→ SUPPLIED RECORDS:

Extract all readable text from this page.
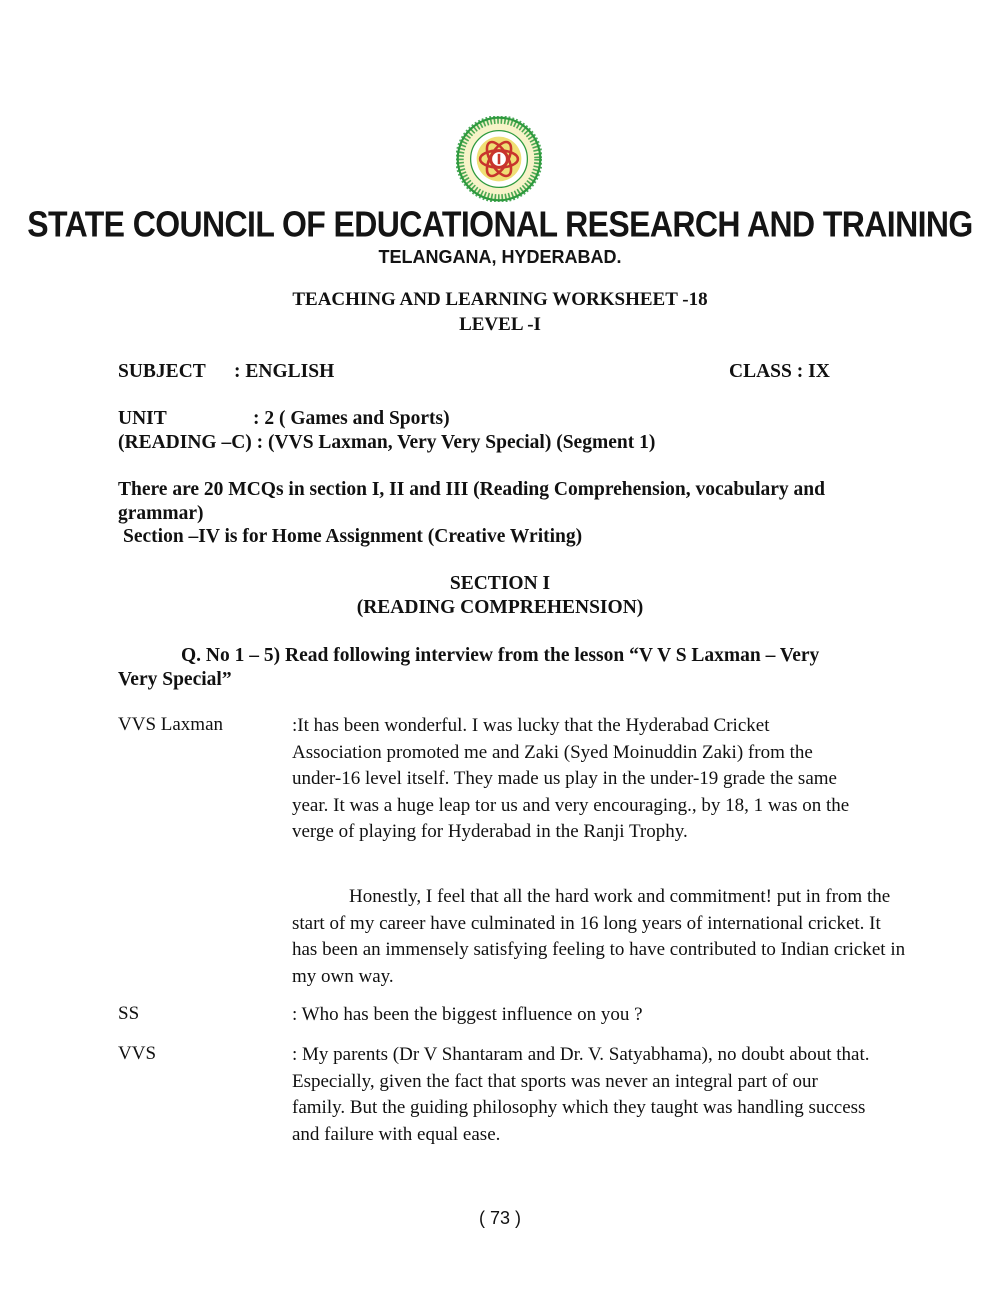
STATE COUNCIL OF EDUCATIONAL RESEARCH AND TRAINING
TELANGANA, HYDERABAD.
TEACHING AND LEARNING WORKSHEET -18
LEVEL -I
SUBJECT : ENGLISH	CLASS : IX
UNIT	: 2 ( Games and Sports)
(READING –C) : (VVS Laxman, Very Very Special) (Segment 1)
There are 20 MCQs in section I, II and III (Reading Comprehension, vocabulary and
grammar)
Section –IV is for Home Assignment (Creative Writing)
SECTION I
(READING COMPREHENSION)
Q. No 1 – 5) Read following interview from the lesson “V V S Laxman – Very
Very Special”
VVS Laxman	:It has been wonderful. I was lucky that the Hyderabad Cricket Association promoted me and Zaki (Syed Moinuddin Zaki) from the under-16 level itself. They made us play in the under-19 grade the same year. It was a huge leap tor us and very encouraging., by 18, 1 was on the verge of playing for Hyderabad in the Ranji Trophy.
Honestly, I feel that all the hard work and commitment! put in from the start of my career have culminated in 16 long years of international cricket. It has been an immensely satisfying feeling to have contributed to Indian cricket in my own way.
SS	: Who has been the biggest influence on you ?
VVS	: My parents (Dr V Shantaram and Dr. V. Satyabhama), no doubt about that. Especially, given the fact that sports was never an integral part of our family. But the guiding philosophy which they taught was handling success and failure with equal ease.
( 73 )
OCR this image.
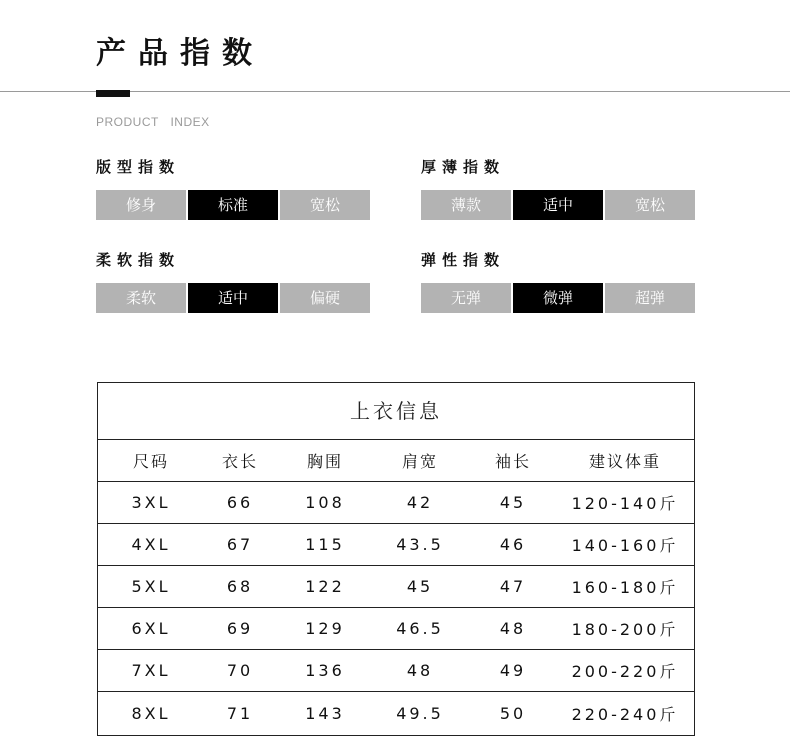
产品指数
PRODUCT INDEX
版型指数
修身	标准	宽松
厚薄指数
薄款	适中	宽松
柔软指数
柔软	适中	偏硬
弹性指数
无弹	微弹	超弹
上衣信息
尺码	衣长	胸围	肩宽	袖长	建议体重
3XL	66	108	42	45	120-140斤
4XL	67	115	43.5	46	140-160斤
5XL	68	122	45	47	160-180斤
6XL	69	129	46.5	48	180-200斤
7XL	70	136	48	49	200-220斤
8XL	71	143	49.5	50	220-240斤
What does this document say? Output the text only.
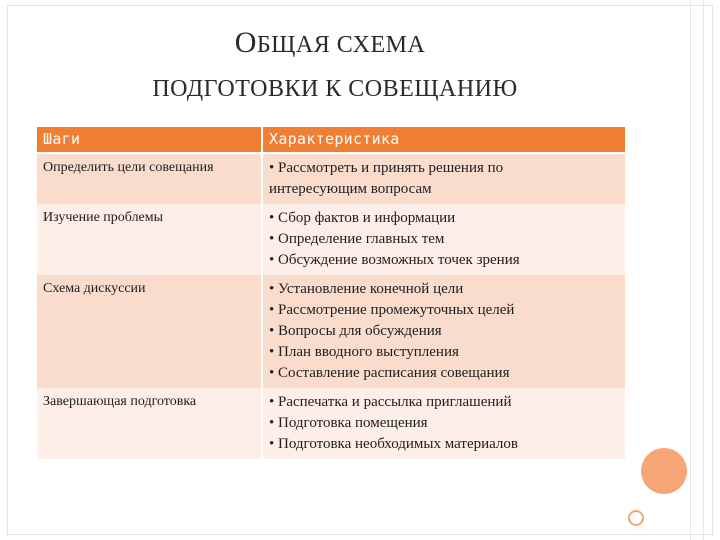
ОБЩАЯ СХЕМА
ПОДГОТОВКИ К СОВЕЩАНИЮ
Шаги	Характеристика
Определить цели совещания	• Рассмотреть и принять решения по
интересующим вопросам

Изучение проблемы	• Сбор фактов и информации
• Определение главных тем
• Обсуждение возможных точек зрения

Схема дискуссии	• Установление конечной цели
• Рассмотрение промежуточных целей
• Вопросы для обсуждения
• План вводного выступления
• Составление расписания совещания

Завершающая подготовка	• Распечатка и рассылка приглашений
• Подготовка помещения
• Подготовка необходимых материалов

→ WRITTEN PROBLEM: Filter the records above for lines containing the word "цели", and copy those lines.

→ SOLUTION FOR THIS EXERCISE:
Определить цели совещания	• Рассмотреть и принять решения по
Схема дискуссии	• Установление конечной цели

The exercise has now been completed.